▶ [O que se pede]
Atualize o trecho do diálogo no Jardim da Estrela entre "Pedido o café, expliquei" e "sendo sua prima?", inclusive, trocando "economista" por "advogada".

▶ [Texto para leitura]
- - -

HENRIQUE SALLES DA FONSECA
A BEM DA NAÇÃO30.09.19
A cena passa-se numa das esplanadas do Jardim da Estrela, em Lisboa, onde eu estava com a minha mulher. Lanchávamos…
Isabel – Olá Henrique! Gosto muito de te ver ao fim de tantos anos.
Eu Olá Isabel! Também gosto muito de te ver. Apresento-te a minha mulher, a Graça. E a si, Graça, apresento-lhe a minha antiga colega de Liceu, a Isabel que era conhecida por «Isabel II» já que havia outra que era mais alta e era conhecida por «Isabel I». Senta-te aqui connosco. Que vais tomar?
Isabel, doravante a II Posso tomar um café.
Graça – Só um café? Mande vir mais alguma coisa, uma torrada, um bolo…
Isabel II – Muito obrigada, Graça, mas fico-me só pelo café que é para que a balança não se queixe muito.
Pedido o café, expliquei à Graça…
Eu – A «Isabel II» também é economista. A «I» não acabou o curso; e Você conhece-a porque ela é sua prima.
Graça – Ah, sim! Pela descrição, Liceu, alta e prima, já sei perfeitamente de quem se trata.
Isabel II – E foi a outra Isabel que vos apresentou, sendo sua prima?
Graça   Não, até já estávamos casados quando descobrimos que o Henrique a conhecia do Liceu.
Eu – E tu costumas vir aqui ao Jardim da Estrela?
Isabel II Muito raramente. Só passo por aqui quando venho a casa duma amiga que mora ali daquele lado e quando estaciono o carro do lado contrário do Jardim. Assim, atravesso por aqui, faço um pouco de horas para chegar a casa da minha amiga e sempre é um bom pretexto para ver duas coisas que acho lindíssimas: o coreto e aquele antigo pavilhão de chá que agora é um infantário da Misericórdia.
Graça – Sim, também gosto muito dessas construções. Não sabia que o pavilhão tinha sido casa de chá.
Isabel II – Foi o que me disseram mas eu não fui verificar. Na Internet deve haver informação. Chegando a casa vou procurar.
Eu Eu ouvi dizer ou li algures que era o chamado «pavilhão chinês». O que é que isso queria dizer…? Admito perfeitamente que fosse um salão de chá. E lembram-se do «Leão da Estrela»?

- - -

(Dados estruturados de análise da página)
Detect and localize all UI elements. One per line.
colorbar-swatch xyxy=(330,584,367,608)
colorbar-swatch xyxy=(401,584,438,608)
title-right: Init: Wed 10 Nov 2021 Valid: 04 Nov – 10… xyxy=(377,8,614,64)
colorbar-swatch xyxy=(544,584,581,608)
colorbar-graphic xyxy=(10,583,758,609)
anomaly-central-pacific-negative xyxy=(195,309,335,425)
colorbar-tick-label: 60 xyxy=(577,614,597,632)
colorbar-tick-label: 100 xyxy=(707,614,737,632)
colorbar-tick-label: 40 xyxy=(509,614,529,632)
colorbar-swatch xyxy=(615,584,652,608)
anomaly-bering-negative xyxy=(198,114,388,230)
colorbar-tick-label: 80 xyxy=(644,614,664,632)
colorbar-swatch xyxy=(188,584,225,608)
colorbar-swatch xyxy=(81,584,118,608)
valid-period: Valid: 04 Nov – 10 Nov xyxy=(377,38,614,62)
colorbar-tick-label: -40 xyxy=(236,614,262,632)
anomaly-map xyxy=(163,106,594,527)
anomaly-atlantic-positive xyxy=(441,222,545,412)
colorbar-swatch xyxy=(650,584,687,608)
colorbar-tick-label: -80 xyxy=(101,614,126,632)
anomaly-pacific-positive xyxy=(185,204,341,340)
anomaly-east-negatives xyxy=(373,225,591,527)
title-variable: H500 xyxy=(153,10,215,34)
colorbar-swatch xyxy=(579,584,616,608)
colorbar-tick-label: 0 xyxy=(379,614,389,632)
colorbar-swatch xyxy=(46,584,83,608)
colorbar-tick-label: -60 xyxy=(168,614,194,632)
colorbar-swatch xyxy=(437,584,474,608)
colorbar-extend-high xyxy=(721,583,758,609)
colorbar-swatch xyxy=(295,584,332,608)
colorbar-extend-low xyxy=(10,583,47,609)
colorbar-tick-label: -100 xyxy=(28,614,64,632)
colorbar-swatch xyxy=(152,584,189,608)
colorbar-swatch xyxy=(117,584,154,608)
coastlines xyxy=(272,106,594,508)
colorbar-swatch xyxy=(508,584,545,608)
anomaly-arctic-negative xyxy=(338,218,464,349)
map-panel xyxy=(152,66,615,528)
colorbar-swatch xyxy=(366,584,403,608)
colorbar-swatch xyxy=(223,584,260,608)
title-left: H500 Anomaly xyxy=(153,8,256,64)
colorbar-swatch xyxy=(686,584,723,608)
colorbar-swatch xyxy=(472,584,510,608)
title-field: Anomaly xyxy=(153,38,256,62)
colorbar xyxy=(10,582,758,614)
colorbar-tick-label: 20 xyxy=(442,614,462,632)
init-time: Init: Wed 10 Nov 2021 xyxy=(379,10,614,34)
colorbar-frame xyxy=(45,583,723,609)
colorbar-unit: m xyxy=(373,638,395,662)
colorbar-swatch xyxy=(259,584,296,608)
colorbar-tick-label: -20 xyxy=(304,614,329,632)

- - -

▶ [Área de resposta]
Pedido o café, expliquei à Graça…
Eu – A «Isabel II» também é advogada. A «I» não acabou o curso; e Você conhece-a porque ela é sua prima.
Graça – Ah, sim! Pela descrição, Liceu, alta e prima, já sei perfeitamente de quem se trata.
Isabel II – E foi a outra Isabel que vos apresentou, sendo sua prima?